Task description => Find the lines with the string "analyses" and return them.

— START OF Data section —

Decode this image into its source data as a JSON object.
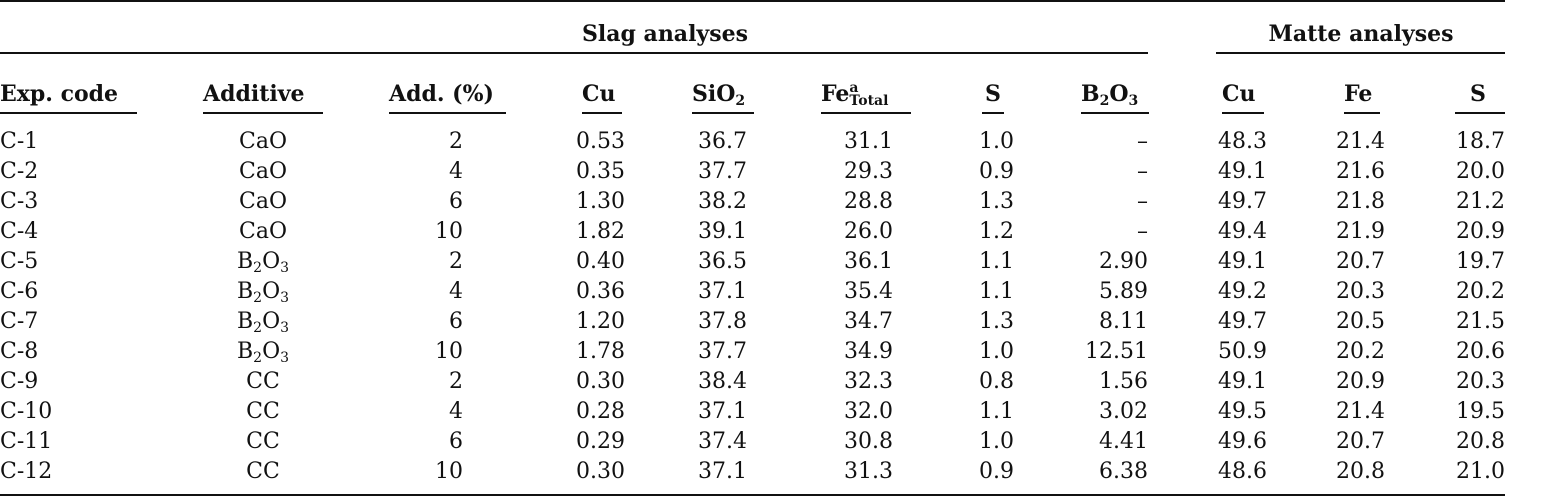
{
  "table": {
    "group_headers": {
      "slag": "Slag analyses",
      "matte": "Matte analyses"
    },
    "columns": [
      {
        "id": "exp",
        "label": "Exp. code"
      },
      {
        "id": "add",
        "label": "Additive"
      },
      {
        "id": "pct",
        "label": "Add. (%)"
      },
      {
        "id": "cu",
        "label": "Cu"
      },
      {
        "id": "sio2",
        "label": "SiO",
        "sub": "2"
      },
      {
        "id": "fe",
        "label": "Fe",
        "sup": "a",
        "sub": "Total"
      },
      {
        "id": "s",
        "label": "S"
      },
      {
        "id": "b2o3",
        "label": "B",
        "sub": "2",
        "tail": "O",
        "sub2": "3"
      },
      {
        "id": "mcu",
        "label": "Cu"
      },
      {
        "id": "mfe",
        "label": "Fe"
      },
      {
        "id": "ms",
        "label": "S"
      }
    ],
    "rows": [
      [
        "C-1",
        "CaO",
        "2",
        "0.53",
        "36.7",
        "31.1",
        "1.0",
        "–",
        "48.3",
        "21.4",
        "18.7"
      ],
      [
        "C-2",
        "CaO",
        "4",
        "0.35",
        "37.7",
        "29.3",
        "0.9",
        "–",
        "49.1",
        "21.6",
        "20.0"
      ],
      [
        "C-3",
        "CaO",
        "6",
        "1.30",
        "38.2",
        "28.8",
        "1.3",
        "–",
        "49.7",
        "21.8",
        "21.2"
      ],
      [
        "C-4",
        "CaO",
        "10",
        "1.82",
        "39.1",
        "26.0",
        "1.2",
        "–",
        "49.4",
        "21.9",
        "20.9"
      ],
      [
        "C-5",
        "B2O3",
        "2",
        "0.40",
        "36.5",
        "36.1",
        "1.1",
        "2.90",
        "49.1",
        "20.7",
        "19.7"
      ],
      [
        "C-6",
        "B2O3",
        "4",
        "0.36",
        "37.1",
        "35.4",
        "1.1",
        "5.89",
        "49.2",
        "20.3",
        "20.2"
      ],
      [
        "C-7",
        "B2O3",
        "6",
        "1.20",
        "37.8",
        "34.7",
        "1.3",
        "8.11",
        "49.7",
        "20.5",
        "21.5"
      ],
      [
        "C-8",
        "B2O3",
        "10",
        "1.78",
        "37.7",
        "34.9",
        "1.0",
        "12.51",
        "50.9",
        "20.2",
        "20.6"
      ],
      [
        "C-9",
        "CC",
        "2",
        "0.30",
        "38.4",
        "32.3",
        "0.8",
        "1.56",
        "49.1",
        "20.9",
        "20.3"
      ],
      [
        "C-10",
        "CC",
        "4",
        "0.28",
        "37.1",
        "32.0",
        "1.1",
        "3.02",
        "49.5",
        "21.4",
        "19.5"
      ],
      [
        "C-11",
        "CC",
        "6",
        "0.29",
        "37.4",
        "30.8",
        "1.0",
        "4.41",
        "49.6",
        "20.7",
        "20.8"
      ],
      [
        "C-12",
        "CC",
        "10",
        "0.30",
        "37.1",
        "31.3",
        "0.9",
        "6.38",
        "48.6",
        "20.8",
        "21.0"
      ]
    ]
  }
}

— END OF Data section —

Response =>
      "slag": "Slag analyses",
      "matte": "Matte analyses"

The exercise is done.